• EXERCISE DESCRIPTION
Repeat every line of the material, character for character.

(Records excerpted from a collection)
++++

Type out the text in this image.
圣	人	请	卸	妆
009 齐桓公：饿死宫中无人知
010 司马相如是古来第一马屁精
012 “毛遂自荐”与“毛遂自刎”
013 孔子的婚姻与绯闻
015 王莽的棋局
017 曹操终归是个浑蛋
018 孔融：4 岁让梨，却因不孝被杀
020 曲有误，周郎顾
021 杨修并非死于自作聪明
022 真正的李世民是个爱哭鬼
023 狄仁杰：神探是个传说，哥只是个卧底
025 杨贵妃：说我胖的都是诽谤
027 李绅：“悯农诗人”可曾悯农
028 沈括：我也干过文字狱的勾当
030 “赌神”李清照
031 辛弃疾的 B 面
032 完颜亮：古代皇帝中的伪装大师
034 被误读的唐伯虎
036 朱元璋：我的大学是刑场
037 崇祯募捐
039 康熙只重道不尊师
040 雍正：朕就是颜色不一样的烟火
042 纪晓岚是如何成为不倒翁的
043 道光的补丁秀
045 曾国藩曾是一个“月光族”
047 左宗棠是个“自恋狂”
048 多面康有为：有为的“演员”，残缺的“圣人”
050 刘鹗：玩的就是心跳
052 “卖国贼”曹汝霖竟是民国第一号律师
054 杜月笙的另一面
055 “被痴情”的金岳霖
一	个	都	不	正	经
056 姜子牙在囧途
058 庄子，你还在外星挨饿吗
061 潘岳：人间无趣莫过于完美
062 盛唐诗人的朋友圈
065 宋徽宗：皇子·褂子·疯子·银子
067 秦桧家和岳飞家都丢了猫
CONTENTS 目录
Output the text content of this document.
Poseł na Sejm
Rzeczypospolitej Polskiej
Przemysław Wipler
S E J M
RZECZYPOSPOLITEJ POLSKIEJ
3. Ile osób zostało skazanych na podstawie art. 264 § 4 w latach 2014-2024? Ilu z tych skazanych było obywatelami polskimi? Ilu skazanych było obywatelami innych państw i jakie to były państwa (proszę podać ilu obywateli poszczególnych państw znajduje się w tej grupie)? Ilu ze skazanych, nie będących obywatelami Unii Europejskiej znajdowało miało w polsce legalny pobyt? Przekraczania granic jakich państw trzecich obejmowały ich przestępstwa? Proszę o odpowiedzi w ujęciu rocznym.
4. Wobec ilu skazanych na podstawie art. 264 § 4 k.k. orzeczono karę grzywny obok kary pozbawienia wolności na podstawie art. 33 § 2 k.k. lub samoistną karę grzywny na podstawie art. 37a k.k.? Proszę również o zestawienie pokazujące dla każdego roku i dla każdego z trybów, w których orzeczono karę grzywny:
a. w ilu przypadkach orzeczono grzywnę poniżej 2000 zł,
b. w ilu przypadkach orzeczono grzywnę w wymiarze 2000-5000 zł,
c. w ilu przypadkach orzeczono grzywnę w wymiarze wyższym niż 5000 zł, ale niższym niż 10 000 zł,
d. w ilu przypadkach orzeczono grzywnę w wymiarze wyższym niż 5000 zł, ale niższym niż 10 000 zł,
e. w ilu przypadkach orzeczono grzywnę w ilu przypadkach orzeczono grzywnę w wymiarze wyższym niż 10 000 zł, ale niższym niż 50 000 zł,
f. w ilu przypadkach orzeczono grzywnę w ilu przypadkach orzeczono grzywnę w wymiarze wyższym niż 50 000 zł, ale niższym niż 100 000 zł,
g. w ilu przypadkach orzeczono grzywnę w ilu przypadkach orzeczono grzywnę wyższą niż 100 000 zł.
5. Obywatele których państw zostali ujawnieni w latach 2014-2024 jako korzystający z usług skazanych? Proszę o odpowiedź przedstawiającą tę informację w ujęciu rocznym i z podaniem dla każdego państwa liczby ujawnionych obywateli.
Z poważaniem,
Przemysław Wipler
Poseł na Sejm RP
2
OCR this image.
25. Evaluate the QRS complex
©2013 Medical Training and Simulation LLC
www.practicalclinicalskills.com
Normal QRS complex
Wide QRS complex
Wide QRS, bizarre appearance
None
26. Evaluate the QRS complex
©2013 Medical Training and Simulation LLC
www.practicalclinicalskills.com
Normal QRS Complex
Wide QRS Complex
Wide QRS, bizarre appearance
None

++++

• REPLY
Type out the text in this image.
圣	人	请	卸	妆
009 齐桓公：饿死宫中无人知
010 司马相如是古来第一马屁精
012 “毛遂自荐”与“毛遂自刎”
013 孔子的婚姻与绯闻
015 王莽的棋局
017 曹操终归是个浑蛋
018 孔融：4 岁让梨，却因不孝被杀
020 曲有误，周郎顾
021 杨修并非死于自作聪明
022 真正的李世民是个爱哭鬼
023 狄仁杰：神探是个传说，哥只是个卧底
025 杨贵妃：说我胖的都是诽谤
027 李绅：“悯农诗人”可曾悯农
028 沈括：我也干过文字狱的勾当
030 “赌神”李清照
031 辛弃疾的 B 面
032 完颜亮：古代皇帝中的伪装大师
034 被误读的唐伯虎
036 朱元璋：我的大学是刑场
037 崇祯募捐
039 康熙只重道不尊师
040 雍正：朕就是颜色不一样的烟火
042 纪晓岚是如何成为不倒翁的
043 道光的补丁秀
045 曾国藩曾是一个“月光族”
047 左宗棠是个“自恋狂”
048 多面康有为：有为的“演员”，残缺的“圣人”
050 刘鹗：玩的就是心跳
052 “卖国贼”曹汝霖竟是民国第一号律师
054 杜月笙的另一面
055 “被痴情”的金岳霖
一	个	都	不	正	经
056 姜子牙在囧途
058 庄子，你还在外星挨饿吗
061 潘岳：人间无趣莫过于完美
062 盛唐诗人的朋友圈
065 宋徽宗：皇子·褂子·疯子·银子
067 秦桧家和岳飞家都丢了猫
CONTENTS 目录
Output the text content of this document.
Poseł na Sejm
Rzeczypospolitej Polskiej
Przemysław Wipler
S E J M
RZECZYPOSPOLITEJ POLSKIEJ
3. Ile osób zostało skazanych na podstawie art. 264 § 4 w latach 2014-2024? Ilu z tych skazanych było obywatelami polskimi? Ilu skazanych było obywatelami innych państw i jakie to były państwa (proszę podać ilu obywateli poszczególnych państw znajduje się w tej grupie)? Ilu ze skazanych, nie będących obywatelami Unii Europejskiej znajdowało miało w polsce legalny pobyt? Przekraczania granic jakich państw trzecich obejmowały ich przestępstwa? Proszę o odpowiedzi w ujęciu rocznym.
4. Wobec ilu skazanych na podstawie art. 264 § 4 k.k. orzeczono karę grzywny obok kary pozbawienia wolności na podstawie art. 33 § 2 k.k. lub samoistną karę grzywny na podstawie art. 37a k.k.? Proszę również o zestawienie pokazujące dla każdego roku i dla każdego z trybów, w których orzeczono karę grzywny:
a. w ilu przypadkach orzeczono grzywnę poniżej 2000 zł,
b. w ilu przypadkach orzeczono grzywnę w wymiarze 2000-5000 zł,
c. w ilu przypadkach orzeczono grzywnę w wymiarze wyższym niż 5000 zł, ale niższym niż 10 000 zł,
d. w ilu przypadkach orzeczono grzywnę w wymiarze wyższym niż 5000 zł, ale niższym niż 10 000 zł,
e. w ilu przypadkach orzeczono grzywnę w ilu przypadkach orzeczono grzywnę w wymiarze wyższym niż 10 000 zł, ale niższym niż 50 000 zł,
f. w ilu przypadkach orzeczono grzywnę w ilu przypadkach orzeczono grzywnę w wymiarze wyższym niż 50 000 zł, ale niższym niż 100 000 zł,
g. w ilu przypadkach orzeczono grzywnę w ilu przypadkach orzeczono grzywnę wyższą niż 100 000 zł.
5. Obywatele których państw zostali ujawnieni w latach 2014-2024 jako korzystający z usług skazanych? Proszę o odpowiedź przedstawiającą tę informację w ujęciu rocznym i z podaniem dla każdego państwa liczby ujawnionych obywateli.
Z poważaniem,
Przemysław Wipler
Poseł na Sejm RP
2
OCR this image.
25. Evaluate the QRS complex
©2013 Medical Training and Simulation LLC
www.practicalclinicalskills.com
Normal QRS complex
Wide QRS complex
Wide QRS, bizarre appearance
None
26. Evaluate the QRS complex
©2013 Medical Training and Simulation LLC
www.practicalclinicalskills.com
Normal QRS Complex
Wide QRS Complex
Wide QRS, bizarre appearance
None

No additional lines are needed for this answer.